(Figure dataset records)
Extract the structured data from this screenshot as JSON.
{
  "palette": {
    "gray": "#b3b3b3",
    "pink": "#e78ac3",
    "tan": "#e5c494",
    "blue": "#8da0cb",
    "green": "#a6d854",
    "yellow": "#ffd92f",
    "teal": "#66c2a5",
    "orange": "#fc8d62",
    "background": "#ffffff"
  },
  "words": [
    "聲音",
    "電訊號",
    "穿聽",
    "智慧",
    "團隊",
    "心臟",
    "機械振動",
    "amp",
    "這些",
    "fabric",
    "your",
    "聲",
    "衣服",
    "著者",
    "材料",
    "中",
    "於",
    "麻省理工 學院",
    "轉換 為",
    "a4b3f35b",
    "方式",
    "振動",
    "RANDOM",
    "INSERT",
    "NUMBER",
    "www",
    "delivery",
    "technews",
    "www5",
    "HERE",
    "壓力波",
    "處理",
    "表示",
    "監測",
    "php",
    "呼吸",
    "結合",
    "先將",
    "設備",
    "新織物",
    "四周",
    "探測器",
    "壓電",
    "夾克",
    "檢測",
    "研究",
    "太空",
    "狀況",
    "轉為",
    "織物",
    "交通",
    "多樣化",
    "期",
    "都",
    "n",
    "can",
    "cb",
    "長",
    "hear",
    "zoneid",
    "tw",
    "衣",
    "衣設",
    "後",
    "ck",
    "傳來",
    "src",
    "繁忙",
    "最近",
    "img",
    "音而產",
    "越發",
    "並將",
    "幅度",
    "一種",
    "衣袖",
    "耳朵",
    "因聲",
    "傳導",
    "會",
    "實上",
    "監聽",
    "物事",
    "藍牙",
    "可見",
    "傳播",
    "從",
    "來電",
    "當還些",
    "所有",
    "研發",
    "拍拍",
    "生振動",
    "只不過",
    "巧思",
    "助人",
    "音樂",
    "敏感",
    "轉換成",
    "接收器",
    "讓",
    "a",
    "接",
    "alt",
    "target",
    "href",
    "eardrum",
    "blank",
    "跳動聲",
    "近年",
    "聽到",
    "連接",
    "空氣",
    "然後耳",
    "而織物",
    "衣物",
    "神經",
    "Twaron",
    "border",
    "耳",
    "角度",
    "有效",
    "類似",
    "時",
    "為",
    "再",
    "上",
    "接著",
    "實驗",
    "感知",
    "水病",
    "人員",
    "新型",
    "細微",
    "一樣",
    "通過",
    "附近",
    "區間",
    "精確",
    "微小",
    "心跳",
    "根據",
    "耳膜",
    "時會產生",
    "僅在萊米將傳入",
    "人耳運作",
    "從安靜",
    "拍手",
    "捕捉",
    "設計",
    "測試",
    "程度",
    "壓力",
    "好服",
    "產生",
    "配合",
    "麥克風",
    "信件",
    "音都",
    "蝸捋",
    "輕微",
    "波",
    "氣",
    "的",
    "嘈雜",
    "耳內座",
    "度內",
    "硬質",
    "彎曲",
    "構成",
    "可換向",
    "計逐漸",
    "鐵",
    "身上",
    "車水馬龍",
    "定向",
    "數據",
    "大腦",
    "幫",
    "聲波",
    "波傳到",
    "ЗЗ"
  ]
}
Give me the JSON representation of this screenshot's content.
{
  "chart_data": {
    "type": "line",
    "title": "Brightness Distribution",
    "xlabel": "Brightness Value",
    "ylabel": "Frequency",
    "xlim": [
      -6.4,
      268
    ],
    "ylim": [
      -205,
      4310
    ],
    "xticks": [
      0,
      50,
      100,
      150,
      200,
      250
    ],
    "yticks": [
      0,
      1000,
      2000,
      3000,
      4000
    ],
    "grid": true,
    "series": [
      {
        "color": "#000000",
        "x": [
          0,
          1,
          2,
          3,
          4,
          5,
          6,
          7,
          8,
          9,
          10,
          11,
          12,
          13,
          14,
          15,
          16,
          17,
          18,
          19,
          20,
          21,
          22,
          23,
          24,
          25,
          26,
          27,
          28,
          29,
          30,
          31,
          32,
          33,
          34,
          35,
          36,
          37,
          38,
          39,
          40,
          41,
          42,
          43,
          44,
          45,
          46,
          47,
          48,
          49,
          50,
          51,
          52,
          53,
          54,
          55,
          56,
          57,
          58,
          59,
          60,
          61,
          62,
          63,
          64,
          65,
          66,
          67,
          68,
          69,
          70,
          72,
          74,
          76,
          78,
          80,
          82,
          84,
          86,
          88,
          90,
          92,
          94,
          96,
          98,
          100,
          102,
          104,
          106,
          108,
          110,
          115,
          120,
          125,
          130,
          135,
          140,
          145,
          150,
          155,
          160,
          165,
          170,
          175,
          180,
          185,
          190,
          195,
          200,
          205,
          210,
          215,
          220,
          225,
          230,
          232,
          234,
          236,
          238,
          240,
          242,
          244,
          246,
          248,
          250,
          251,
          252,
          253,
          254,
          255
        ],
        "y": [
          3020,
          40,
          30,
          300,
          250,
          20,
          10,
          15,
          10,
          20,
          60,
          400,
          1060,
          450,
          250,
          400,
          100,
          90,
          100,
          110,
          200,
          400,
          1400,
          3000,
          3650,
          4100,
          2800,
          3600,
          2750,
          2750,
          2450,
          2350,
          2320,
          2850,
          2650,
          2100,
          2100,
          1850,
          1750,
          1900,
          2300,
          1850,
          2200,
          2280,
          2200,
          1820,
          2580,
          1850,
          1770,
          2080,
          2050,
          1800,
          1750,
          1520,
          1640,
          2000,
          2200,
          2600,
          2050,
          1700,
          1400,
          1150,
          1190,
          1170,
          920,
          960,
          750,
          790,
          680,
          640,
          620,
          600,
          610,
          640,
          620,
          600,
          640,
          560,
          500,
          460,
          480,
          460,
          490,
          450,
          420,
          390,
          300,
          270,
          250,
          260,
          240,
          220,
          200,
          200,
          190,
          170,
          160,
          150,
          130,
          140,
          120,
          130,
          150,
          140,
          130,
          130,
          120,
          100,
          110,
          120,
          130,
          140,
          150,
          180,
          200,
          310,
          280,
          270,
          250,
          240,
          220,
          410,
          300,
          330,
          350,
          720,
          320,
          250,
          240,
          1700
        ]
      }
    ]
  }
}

* [Problem] Repeat the records above exactly, from the first line to the last.

* [Written response]
Extract the structured data from this screenshot as JSON.
{
  "palette": {
    "gray": "#b3b3b3",
    "pink": "#e78ac3",
    "tan": "#e5c494",
    "blue": "#8da0cb",
    "green": "#a6d854",
    "yellow": "#ffd92f",
    "teal": "#66c2a5",
    "orange": "#fc8d62",
    "background": "#ffffff"
  },
  "words": [
    "聲音",
    "電訊號",
    "穿聽",
    "智慧",
    "團隊",
    "心臟",
    "機械振動",
    "amp",
    "這些",
    "fabric",
    "your",
    "聲",
    "衣服",
    "著者",
    "材料",
    "中",
    "於",
    "麻省理工 學院",
    "轉換 為",
    "a4b3f35b",
    "方式",
    "振動",
    "RANDOM",
    "INSERT",
    "NUMBER",
    "www",
    "delivery",
    "technews",
    "www5",
    "HERE",
    "壓力波",
    "處理",
    "表示",
    "監測",
    "php",
    "呼吸",
    "結合",
    "先將",
    "設備",
    "新織物",
    "四周",
    "探測器",
    "壓電",
    "夾克",
    "檢測",
    "研究",
    "太空",
    "狀況",
    "轉為",
    "織物",
    "交通",
    "多樣化",
    "期",
    "都",
    "n",
    "can",
    "cb",
    "長",
    "hear",
    "zoneid",
    "tw",
    "衣",
    "衣設",
    "後",
    "ck",
    "傳來",
    "src",
    "繁忙",
    "最近",
    "img",
    "音而產",
    "越發",
    "並將",
    "幅度",
    "一種",
    "衣袖",
    "耳朵",
    "因聲",
    "傳導",
    "會",
    "實上",
    "監聽",
    "物事",
    "藍牙",
    "可見",
    "傳播",
    "從",
    "來電",
    "當還些",
    "所有",
    "研發",
    "拍拍",
    "生振動",
    "只不過",
    "巧思",
    "助人",
    "音樂",
    "敏感",
    "轉換成",
    "接收器",
    "讓",
    "a",
    "接",
    "alt",
    "target",
    "href",
    "eardrum",
    "blank",
    "跳動聲",
    "近年",
    "聽到",
    "連接",
    "空氣",
    "然後耳",
    "而織物",
    "衣物",
    "神經",
    "Twaron",
    "border",
    "耳",
    "角度",
    "有效",
    "類似",
    "時",
    "為",
    "再",
    "上",
    "接著",
    "實驗",
    "感知",
    "水病",
    "人員",
    "新型",
    "細微",
    "一樣",
    "通過",
    "附近",
    "區間",
    "精確",
    "微小",
    "心跳",
    "根據",
    "耳膜",
    "時會產生",
    "僅在萊米將傳入",
    "人耳運作",
    "從安靜",
    "拍手",
    "捕捉",
    "設計",
    "測試",
    "程度",
    "壓力",
    "好服",
    "產生",
    "配合",
    "麥克風",
    "信件",
    "音都",
    "蝸捋",
    "輕微",
    "波",
    "氣",
    "的",
    "嘈雜",
    "耳內座",
    "度內",
    "硬質",
    "彎曲",
    "構成",
    "可換向",
    "計逐漸",
    "鐵",
    "身上",
    "車水馬龍",
    "定向",
    "數據",
    "大腦",
    "幫",
    "聲波",
    "波傳到",
    "ЗЗ"
  ]
}
Give me the JSON representation of this screenshot's content.
{
  "chart_data": {
    "type": "line",
    "title": "Brightness Distribution",
    "xlabel": "Brightness Value",
    "ylabel": "Frequency",
    "xlim": [
      -6.4,
      268
    ],
    "ylim": [
      -205,
      4310
    ],
    "xticks": [
      0,
      50,
      100,
      150,
      200,
      250
    ],
    "yticks": [
      0,
      1000,
      2000,
      3000,
      4000
    ],
    "grid": true,
    "series": [
      {
        "color": "#000000",
        "x": [
          0,
          1,
          2,
          3,
          4,
          5,
          6,
          7,
          8,
          9,
          10,
          11,
          12,
          13,
          14,
          15,
          16,
          17,
          18,
          19,
          20,
          21,
          22,
          23,
          24,
          25,
          26,
          27,
          28,
          29,
          30,
          31,
          32,
          33,
          34,
          35,
          36,
          37,
          38,
          39,
          40,
          41,
          42,
          43,
          44,
          45,
          46,
          47,
          48,
          49,
          50,
          51,
          52,
          53,
          54,
          55,
          56,
          57,
          58,
          59,
          60,
          61,
          62,
          63,
          64,
          65,
          66,
          67,
          68,
          69,
          70,
          72,
          74,
          76,
          78,
          80,
          82,
          84,
          86,
          88,
          90,
          92,
          94,
          96,
          98,
          100,
          102,
          104,
          106,
          108,
          110,
          115,
          120,
          125,
          130,
          135,
          140,
          145,
          150,
          155,
          160,
          165,
          170,
          175,
          180,
          185,
          190,
          195,
          200,
          205,
          210,
          215,
          220,
          225,
          230,
          232,
          234,
          236,
          238,
          240,
          242,
          244,
          246,
          248,
          250,
          251,
          252,
          253,
          254,
          255
        ],
        "y": [
          3020,
          40,
          30,
          300,
          250,
          20,
          10,
          15,
          10,
          20,
          60,
          400,
          1060,
          450,
          250,
          400,
          100,
          90,
          100,
          110,
          200,
          400,
          1400,
          3000,
          3650,
          4100,
          2800,
          3600,
          2750,
          2750,
          2450,
          2350,
          2320,
          2850,
          2650,
          2100,
          2100,
          1850,
          1750,
          1900,
          2300,
          1850,
          2200,
          2280,
          2200,
          1820,
          2580,
          1850,
          1770,
          2080,
          2050,
          1800,
          1750,
          1520,
          1640,
          2000,
          2200,
          2600,
          2050,
          1700,
          1400,
          1150,
          1190,
          1170,
          920,
          960,
          750,
          790,
          680,
          640,
          620,
          600,
          610,
          640,
          620,
          600,
          640,
          560,
          500,
          460,
          480,
          460,
          490,
          450,
          420,
          390,
          300,
          270,
          250,
          260,
          240,
          220,
          200,
          200,
          190,
          170,
          160,
          150,
          130,
          140,
          120,
          130,
          150,
          140,
          130,
          130,
          120,
          100,
          110,
          120,
          130,
          140,
          150,
          180,
          200,
          310,
          280,
          270,
          250,
          240,
          220,
          410,
          300,
          330,
          350,
          720,
          320,
          250,
          240,
          1700
        ]
      }
    ]
  }
}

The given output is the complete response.